Items from a figure collection:
====
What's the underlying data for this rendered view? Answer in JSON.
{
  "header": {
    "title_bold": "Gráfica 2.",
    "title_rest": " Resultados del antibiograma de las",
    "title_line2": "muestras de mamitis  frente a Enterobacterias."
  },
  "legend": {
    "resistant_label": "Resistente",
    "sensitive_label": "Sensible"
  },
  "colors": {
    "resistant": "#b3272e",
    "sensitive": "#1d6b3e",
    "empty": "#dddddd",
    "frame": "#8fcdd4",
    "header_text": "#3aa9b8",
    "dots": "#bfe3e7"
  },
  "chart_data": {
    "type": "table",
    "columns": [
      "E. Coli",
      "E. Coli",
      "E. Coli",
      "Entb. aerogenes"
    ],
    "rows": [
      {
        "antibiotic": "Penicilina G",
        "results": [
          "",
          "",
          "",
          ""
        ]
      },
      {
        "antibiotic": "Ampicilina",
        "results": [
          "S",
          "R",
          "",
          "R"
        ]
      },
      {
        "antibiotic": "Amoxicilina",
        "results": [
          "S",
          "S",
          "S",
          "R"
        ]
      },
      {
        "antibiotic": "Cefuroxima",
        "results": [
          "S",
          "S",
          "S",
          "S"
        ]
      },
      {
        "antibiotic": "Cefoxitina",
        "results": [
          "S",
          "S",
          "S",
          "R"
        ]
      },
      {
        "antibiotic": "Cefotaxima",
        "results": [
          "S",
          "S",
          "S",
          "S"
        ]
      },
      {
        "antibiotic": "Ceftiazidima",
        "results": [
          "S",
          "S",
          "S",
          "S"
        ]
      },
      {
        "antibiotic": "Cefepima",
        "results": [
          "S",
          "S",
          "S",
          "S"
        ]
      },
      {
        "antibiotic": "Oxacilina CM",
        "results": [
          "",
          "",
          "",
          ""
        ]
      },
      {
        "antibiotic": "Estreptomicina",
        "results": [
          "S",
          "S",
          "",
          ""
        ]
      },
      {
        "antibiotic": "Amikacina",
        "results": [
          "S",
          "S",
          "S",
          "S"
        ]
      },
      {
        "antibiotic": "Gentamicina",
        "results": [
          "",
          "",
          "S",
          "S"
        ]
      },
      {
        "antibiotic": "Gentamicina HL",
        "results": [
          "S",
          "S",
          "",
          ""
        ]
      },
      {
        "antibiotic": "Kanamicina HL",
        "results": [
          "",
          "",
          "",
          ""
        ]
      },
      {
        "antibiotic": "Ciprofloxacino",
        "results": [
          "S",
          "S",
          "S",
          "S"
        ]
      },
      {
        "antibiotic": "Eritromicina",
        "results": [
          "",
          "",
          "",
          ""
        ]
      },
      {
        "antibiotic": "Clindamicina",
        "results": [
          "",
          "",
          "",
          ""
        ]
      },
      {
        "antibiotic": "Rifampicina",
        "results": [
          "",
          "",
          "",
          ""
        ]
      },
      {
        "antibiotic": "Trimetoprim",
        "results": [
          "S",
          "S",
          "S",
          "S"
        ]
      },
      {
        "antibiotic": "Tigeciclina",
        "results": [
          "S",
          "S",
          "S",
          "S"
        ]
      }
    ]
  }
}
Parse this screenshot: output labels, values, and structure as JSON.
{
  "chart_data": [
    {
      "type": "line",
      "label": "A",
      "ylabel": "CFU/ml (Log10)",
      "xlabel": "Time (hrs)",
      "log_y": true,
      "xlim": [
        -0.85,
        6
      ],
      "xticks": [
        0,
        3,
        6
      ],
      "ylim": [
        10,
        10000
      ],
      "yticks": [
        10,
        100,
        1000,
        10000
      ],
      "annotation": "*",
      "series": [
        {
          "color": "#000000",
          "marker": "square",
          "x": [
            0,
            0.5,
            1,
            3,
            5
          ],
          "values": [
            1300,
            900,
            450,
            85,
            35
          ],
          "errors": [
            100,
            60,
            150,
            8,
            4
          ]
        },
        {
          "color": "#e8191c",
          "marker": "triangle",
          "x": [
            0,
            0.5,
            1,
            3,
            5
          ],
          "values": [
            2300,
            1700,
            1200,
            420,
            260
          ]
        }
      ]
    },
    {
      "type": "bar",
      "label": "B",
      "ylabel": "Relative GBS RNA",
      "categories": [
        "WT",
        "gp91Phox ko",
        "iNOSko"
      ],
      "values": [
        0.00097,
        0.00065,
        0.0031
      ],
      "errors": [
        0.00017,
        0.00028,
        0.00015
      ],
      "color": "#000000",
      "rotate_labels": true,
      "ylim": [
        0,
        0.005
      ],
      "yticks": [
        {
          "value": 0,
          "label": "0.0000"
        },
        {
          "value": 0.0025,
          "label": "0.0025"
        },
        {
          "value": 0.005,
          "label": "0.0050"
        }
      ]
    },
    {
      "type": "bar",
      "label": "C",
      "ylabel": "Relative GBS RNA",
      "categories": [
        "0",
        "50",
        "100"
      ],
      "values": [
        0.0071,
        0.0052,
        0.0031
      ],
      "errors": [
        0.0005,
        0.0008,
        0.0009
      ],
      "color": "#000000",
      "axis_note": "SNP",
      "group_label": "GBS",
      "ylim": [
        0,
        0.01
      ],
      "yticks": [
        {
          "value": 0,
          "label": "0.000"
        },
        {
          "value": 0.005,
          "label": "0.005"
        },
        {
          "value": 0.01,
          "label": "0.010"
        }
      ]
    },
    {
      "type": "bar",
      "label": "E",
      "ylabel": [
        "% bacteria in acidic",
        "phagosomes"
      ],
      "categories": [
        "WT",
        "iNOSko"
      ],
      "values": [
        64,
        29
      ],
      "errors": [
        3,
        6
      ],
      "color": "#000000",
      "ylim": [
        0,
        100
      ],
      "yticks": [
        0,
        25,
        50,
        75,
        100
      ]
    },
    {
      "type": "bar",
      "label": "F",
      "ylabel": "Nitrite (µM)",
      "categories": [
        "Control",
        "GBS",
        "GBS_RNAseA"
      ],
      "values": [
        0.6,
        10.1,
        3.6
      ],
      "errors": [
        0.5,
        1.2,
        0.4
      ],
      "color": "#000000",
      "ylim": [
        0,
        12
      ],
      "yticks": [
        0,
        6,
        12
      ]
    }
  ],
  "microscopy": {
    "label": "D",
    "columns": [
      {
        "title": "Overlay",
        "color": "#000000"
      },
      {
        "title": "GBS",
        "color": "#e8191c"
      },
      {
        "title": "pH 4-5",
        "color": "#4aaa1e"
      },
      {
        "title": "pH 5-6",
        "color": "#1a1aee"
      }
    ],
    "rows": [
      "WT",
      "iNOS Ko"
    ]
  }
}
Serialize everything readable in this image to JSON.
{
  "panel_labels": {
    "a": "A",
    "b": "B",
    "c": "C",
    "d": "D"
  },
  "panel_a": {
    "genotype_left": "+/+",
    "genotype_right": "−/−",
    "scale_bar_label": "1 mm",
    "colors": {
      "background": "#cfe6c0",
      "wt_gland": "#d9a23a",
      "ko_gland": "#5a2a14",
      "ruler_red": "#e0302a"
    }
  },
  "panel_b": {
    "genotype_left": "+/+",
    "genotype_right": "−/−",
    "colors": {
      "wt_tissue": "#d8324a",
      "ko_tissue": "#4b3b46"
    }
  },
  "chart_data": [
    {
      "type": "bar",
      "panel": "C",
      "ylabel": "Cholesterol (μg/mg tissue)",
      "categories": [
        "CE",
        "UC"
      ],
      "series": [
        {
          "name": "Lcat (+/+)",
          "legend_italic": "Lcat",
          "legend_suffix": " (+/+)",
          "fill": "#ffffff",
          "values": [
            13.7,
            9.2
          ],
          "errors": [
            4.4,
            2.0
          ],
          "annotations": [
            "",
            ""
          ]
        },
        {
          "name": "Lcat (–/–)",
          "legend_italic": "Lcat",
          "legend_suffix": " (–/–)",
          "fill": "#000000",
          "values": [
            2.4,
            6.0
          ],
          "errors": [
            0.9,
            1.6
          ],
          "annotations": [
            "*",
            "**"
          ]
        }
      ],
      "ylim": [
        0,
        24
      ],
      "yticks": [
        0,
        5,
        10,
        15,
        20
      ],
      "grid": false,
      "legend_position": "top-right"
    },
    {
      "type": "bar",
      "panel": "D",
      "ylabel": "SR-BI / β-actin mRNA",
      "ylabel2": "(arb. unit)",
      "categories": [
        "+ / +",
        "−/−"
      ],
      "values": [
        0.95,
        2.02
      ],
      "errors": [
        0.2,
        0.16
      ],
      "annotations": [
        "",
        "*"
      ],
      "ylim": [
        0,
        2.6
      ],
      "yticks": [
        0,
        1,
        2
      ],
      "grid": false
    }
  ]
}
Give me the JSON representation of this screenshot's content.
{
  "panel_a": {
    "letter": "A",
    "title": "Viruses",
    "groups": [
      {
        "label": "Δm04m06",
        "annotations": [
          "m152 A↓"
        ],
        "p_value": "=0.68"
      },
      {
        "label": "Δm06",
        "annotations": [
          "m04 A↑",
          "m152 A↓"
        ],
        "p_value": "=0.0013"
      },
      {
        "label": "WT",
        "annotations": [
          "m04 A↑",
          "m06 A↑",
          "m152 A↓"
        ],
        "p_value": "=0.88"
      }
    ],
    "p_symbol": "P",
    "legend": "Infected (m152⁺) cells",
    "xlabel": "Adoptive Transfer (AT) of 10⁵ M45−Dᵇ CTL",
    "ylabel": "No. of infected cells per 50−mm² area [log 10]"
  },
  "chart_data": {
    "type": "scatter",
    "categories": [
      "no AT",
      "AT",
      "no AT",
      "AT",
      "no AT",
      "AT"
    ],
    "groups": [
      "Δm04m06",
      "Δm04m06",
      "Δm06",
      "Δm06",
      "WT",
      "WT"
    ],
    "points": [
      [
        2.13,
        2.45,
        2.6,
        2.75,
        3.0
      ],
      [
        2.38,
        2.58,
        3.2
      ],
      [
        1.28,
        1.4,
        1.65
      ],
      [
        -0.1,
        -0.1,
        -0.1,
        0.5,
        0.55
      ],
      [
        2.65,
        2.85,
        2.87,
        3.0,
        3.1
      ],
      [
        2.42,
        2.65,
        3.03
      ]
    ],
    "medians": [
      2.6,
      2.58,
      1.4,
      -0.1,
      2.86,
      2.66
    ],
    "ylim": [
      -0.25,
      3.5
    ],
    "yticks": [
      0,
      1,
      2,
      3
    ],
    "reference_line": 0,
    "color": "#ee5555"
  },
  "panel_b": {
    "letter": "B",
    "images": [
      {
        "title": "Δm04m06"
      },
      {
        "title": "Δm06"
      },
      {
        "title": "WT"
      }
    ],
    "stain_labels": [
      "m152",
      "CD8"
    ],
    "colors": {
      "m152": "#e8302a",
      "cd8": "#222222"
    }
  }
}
====
◆ To do
Copy each line of the data that includes the word "cells".

◆ Finished task
    "legend": "Infected (m152⁺) cells",
    "ylabel": "No. of infected cells per 50−mm² area [log 10]"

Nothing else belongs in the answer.